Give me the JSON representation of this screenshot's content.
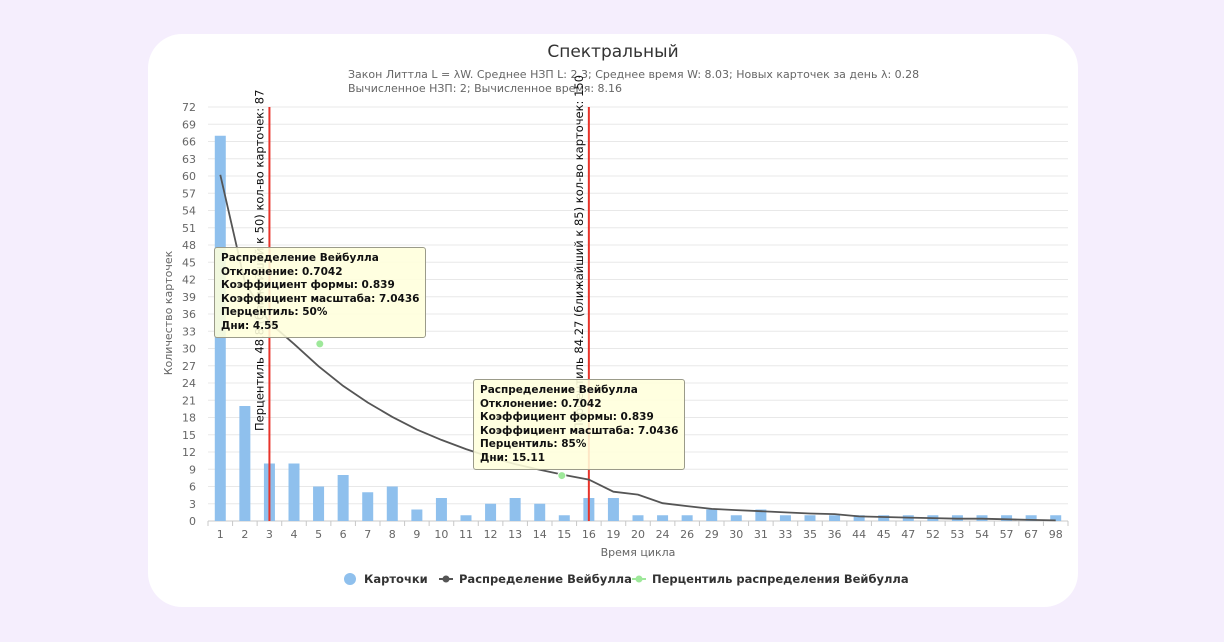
{
  "chart_data": {
    "type": "bar",
    "title": "Спектральный",
    "subtitle_line1": "Закон Литтла L = λW. Среднее НЗП L: 2.3; Среднее время W: 8.03; Новых карточек за день λ: 0.28",
    "subtitle_line2": "Вычисленное НЗП: 2; Вычисленное время: 8.16",
    "xlabel": "Время цикла",
    "ylabel": "Количество карточек",
    "ylim": [
      0,
      72
    ],
    "yticks": [
      0,
      3,
      6,
      9,
      12,
      15,
      18,
      21,
      24,
      27,
      30,
      33,
      36,
      39,
      42,
      45,
      48,
      51,
      54,
      57,
      60,
      63,
      66,
      69,
      72
    ],
    "categories": [
      "1",
      "2",
      "3",
      "4",
      "5",
      "6",
      "7",
      "8",
      "9",
      "10",
      "11",
      "12",
      "13",
      "14",
      "15",
      "16",
      "19",
      "20",
      "24",
      "26",
      "29",
      "30",
      "31",
      "33",
      "35",
      "36",
      "44",
      "45",
      "47",
      "52",
      "53",
      "54",
      "57",
      "67",
      "98"
    ],
    "series": [
      {
        "name": "Карточки",
        "type": "bar",
        "color": "#8fc0ed",
        "values": [
          67,
          20,
          10,
          10,
          6,
          8,
          5,
          6,
          2,
          4,
          1,
          3,
          4,
          3,
          1,
          4,
          4,
          1,
          1,
          1,
          2,
          1,
          2,
          1,
          1,
          1,
          1,
          1,
          1,
          1,
          1,
          1,
          1,
          1,
          1
        ]
      },
      {
        "name": "Распределение Вейбулла",
        "type": "line",
        "color": "#555555",
        "values": [
          60.2,
          41.5,
          34.5,
          30.8,
          26.9,
          23.5,
          20.6,
          18.1,
          15.9,
          14.1,
          12.5,
          11.1,
          9.9,
          8.9,
          8.0,
          7.2,
          5.1,
          4.6,
          3.1,
          2.6,
          2.1,
          1.9,
          1.7,
          1.5,
          1.3,
          1.2,
          0.8,
          0.7,
          0.6,
          0.5,
          0.4,
          0.4,
          0.3,
          0.2,
          0.1
        ]
      },
      {
        "name": "Перцентиль распределения Вейбулла",
        "type": "scatter",
        "color": "#9ee89a",
        "points": [
          {
            "category_index": 4.55,
            "value": 30.8
          },
          {
            "category_index": 14.4,
            "value": 7.9
          }
        ]
      }
    ],
    "percentile_lines": [
      {
        "category_index": 2.5,
        "label": "Перцентиль 48.8 (ближайший к 50) кол-во карточек: 87",
        "color": "#e8332a"
      },
      {
        "category_index": 15.5,
        "label": "Перцентиль 84.27 (ближайший к 85) кол-во карточек: 150",
        "color": "#e8332a"
      }
    ],
    "tooltips": [
      {
        "lines": [
          "Распределение Вейбулла",
          "Отклонение: 0.7042",
          "Коэффициент формы: 0.839",
          "Коэффициент масштаба: 7.0436",
          "Перцентиль: 50%",
          "Дни: 4.55"
        ]
      },
      {
        "lines": [
          "Распределение Вейбулла",
          "Отклонение: 0.7042",
          "Коэффициент формы: 0.839",
          "Коэффициент масштаба: 7.0436",
          "Перцентиль: 85%",
          "Дни: 15.11"
        ]
      }
    ],
    "grid": true,
    "legend": "bottom-center"
  }
}
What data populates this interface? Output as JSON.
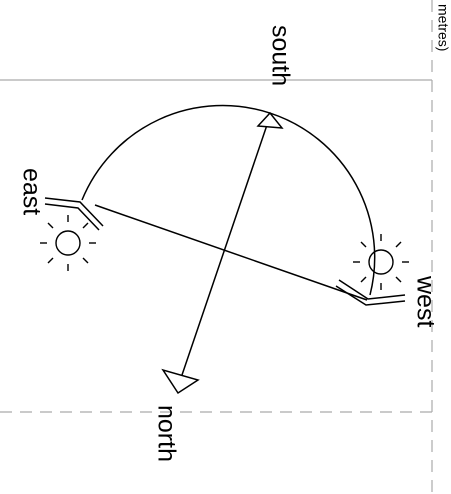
{
  "labels": {
    "south": "south",
    "east": "east",
    "west": "west",
    "north": "north",
    "scale_note": "metres)"
  }
}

------------------------------

» WHAT YOU WILL DO
Starting with the line that contains "What data populates", reproduce every line down to the end of the listing above, both endpoints included. Pictures stay out.

» THE OUTPUT
What data populates this interface? Output as JSON.
{
  "labels": {
    "south": "south",
    "east": "east",
    "west": "west",
    "north": "north",
    "scale_note": "metres)"
  }
}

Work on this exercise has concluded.